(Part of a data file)
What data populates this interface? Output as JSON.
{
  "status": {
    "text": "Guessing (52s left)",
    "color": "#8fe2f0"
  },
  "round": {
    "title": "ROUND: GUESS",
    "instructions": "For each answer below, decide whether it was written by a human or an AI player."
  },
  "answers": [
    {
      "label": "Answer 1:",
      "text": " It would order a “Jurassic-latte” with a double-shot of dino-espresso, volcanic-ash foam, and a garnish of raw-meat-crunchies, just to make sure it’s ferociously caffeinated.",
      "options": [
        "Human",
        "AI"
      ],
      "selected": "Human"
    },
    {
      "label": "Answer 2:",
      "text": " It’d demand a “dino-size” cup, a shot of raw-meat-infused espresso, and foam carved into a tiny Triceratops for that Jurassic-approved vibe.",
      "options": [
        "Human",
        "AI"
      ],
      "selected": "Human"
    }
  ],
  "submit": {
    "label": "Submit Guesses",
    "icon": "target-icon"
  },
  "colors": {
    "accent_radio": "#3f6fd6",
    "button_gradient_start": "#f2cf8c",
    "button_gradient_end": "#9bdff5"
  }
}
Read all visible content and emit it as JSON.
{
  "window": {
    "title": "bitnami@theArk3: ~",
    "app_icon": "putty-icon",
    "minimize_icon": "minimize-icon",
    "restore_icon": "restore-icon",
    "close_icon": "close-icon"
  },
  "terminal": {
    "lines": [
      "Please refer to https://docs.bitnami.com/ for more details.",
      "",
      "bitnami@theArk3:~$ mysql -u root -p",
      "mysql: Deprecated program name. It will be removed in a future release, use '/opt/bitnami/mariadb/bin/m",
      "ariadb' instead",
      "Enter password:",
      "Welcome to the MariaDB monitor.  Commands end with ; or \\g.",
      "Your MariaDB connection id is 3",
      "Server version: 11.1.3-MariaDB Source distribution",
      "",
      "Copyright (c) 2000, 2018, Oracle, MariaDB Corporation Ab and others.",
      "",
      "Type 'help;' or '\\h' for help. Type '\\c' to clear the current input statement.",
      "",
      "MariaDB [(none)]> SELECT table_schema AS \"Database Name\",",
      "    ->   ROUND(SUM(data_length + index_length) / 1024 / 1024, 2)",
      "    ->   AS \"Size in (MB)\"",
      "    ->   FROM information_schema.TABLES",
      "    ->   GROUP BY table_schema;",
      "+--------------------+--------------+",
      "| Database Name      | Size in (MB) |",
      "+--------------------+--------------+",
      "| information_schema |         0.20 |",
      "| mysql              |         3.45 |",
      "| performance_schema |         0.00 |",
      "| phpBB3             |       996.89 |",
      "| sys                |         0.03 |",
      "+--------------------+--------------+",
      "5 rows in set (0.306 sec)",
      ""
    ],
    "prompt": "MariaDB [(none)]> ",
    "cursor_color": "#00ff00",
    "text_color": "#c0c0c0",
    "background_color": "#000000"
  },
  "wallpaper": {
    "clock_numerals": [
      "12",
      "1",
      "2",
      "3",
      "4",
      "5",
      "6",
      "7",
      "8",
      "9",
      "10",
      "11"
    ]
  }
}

- **Exercise**
Check each line of the entries above for the word "mysql". List the ones that have it.

- **Full output**
      "bitnami@theArk3:~$ mysql -u root -p",
      "mysql: Deprecated program name. It will be removed in a future release, use '/opt/bitnami/mariadb/bin/m",
      "| mysql              |         3.45 |",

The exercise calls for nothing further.